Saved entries
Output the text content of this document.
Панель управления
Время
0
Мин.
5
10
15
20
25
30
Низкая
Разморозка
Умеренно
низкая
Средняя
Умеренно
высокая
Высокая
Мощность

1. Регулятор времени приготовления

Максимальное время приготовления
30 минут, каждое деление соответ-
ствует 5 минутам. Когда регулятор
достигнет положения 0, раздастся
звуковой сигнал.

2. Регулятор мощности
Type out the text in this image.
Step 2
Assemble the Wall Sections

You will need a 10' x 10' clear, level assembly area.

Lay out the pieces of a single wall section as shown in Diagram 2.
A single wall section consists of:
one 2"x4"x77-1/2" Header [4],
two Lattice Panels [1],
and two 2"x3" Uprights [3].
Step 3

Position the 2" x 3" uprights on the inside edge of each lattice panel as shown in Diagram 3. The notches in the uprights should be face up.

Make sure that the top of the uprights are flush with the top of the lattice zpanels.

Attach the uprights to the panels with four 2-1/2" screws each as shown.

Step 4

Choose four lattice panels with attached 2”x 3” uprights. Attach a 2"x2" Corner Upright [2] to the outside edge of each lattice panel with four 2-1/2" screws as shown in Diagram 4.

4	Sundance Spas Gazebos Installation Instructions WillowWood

...

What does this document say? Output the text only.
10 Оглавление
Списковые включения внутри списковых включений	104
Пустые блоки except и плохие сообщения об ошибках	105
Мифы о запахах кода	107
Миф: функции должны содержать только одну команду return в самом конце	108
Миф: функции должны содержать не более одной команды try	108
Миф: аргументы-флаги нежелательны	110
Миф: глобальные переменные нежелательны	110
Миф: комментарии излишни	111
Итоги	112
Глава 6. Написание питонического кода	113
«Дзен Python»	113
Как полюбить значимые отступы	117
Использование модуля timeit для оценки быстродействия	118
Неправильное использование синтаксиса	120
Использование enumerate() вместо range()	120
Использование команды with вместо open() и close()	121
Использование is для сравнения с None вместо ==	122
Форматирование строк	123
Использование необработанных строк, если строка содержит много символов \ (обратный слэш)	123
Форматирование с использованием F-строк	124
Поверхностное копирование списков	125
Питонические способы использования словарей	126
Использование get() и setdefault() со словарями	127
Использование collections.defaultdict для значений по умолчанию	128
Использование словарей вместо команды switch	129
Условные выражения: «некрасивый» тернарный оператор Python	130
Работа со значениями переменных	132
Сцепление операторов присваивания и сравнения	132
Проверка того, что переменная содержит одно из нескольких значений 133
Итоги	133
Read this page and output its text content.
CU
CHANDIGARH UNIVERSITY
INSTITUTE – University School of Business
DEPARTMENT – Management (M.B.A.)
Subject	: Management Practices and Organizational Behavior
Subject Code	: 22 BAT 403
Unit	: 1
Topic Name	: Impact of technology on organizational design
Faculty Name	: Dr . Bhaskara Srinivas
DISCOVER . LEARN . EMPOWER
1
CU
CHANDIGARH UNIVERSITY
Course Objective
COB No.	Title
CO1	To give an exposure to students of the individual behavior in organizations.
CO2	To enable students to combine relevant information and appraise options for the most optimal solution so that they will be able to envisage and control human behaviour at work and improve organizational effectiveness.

Aim → Answer with one number: how many lines in the listing hold "значений".

Output → 2